**Task goal:**
Entries follow. Set all of them down as they stand.

════════════════

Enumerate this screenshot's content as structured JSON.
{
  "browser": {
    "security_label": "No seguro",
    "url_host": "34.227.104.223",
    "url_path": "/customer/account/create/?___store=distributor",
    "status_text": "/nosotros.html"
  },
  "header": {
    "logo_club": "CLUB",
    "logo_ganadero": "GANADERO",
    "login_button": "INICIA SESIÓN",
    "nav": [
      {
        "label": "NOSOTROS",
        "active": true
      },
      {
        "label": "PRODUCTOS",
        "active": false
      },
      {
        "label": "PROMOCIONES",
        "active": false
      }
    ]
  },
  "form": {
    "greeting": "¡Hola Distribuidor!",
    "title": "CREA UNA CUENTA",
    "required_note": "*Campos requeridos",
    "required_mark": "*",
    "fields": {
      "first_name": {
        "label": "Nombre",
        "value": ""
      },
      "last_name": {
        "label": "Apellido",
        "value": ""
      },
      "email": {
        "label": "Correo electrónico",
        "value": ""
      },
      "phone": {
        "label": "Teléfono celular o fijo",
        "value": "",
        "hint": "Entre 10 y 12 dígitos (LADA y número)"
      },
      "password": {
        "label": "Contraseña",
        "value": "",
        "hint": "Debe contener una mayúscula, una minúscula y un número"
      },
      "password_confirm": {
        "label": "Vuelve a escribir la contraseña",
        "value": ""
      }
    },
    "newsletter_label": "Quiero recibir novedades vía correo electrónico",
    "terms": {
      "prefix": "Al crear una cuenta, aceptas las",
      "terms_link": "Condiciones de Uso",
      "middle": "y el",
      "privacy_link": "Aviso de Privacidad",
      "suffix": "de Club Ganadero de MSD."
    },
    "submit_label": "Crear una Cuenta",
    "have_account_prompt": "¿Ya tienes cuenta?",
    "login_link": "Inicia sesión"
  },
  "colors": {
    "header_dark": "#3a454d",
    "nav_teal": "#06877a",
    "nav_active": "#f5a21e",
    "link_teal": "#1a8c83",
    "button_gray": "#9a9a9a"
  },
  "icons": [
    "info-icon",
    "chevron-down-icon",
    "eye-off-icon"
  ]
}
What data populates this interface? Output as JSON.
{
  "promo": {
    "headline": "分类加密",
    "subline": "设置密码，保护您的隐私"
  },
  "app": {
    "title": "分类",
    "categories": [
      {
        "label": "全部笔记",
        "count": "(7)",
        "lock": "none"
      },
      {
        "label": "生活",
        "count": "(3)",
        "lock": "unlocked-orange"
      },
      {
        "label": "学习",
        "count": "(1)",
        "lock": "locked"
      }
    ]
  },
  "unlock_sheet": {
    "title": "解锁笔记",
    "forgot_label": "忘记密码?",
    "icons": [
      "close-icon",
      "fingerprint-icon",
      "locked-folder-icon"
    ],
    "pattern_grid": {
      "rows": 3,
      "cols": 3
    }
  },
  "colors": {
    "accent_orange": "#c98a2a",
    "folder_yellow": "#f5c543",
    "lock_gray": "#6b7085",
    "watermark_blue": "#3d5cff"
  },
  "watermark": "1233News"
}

════════════════

**Final result:**
Enumerate this screenshot's content as structured JSON.
{
  "browser": {
    "security_label": "No seguro",
    "url_host": "34.227.104.223",
    "url_path": "/customer/account/create/?___store=distributor",
    "status_text": "/nosotros.html"
  },
  "header": {
    "logo_club": "CLUB",
    "logo_ganadero": "GANADERO",
    "login_button": "INICIA SESIÓN",
    "nav": [
      {
        "label": "NOSOTROS",
        "active": true
      },
      {
        "label": "PRODUCTOS",
        "active": false
      },
      {
        "label": "PROMOCIONES",
        "active": false
      }
    ]
  },
  "form": {
    "greeting": "¡Hola Distribuidor!",
    "title": "CREA UNA CUENTA",
    "required_note": "*Campos requeridos",
    "required_mark": "*",
    "fields": {
      "first_name": {
        "label": "Nombre",
        "value": ""
      },
      "last_name": {
        "label": "Apellido",
        "value": ""
      },
      "email": {
        "label": "Correo electrónico",
        "value": ""
      },
      "phone": {
        "label": "Teléfono celular o fijo",
        "value": "",
        "hint": "Entre 10 y 12 dígitos (LADA y número)"
      },
      "password": {
        "label": "Contraseña",
        "value": "",
        "hint": "Debe contener una mayúscula, una minúscula y un número"
      },
      "password_confirm": {
        "label": "Vuelve a escribir la contraseña",
        "value": ""
      }
    },
    "newsletter_label": "Quiero recibir novedades vía correo electrónico",
    "terms": {
      "prefix": "Al crear una cuenta, aceptas las",
      "terms_link": "Condiciones de Uso",
      "middle": "y el",
      "privacy_link": "Aviso de Privacidad",
      "suffix": "de Club Ganadero de MSD."
    },
    "submit_label": "Crear una Cuenta",
    "have_account_prompt": "¿Ya tienes cuenta?",
    "login_link": "Inicia sesión"
  },
  "colors": {
    "header_dark": "#3a454d",
    "nav_teal": "#06877a",
    "nav_active": "#f5a21e",
    "link_teal": "#1a8c83",
    "button_gray": "#9a9a9a"
  },
  "icons": [
    "info-icon",
    "chevron-down-icon",
    "eye-off-icon"
  ]
}
What data populates this interface? Output as JSON.
{
  "promo": {
    "headline": "分类加密",
    "subline": "设置密码，保护您的隐私"
  },
  "app": {
    "title": "分类",
    "categories": [
      {
        "label": "全部笔记",
        "count": "(7)",
        "lock": "none"
      },
      {
        "label": "生活",
        "count": "(3)",
        "lock": "unlocked-orange"
      },
      {
        "label": "学习",
        "count": "(1)",
        "lock": "locked"
      }
    ]
  },
  "unlock_sheet": {
    "title": "解锁笔记",
    "forgot_label": "忘记密码?",
    "icons": [
      "close-icon",
      "fingerprint-icon",
      "locked-folder-icon"
    ],
    "pattern_grid": {
      "rows": 3,
      "cols": 3
    }
  },
  "colors": {
    "accent_orange": "#c98a2a",
    "folder_yellow": "#f5c543",
    "lock_gray": "#6b7085",
    "watermark_blue": "#3d5cff"
  },
  "watermark": "1233News"
}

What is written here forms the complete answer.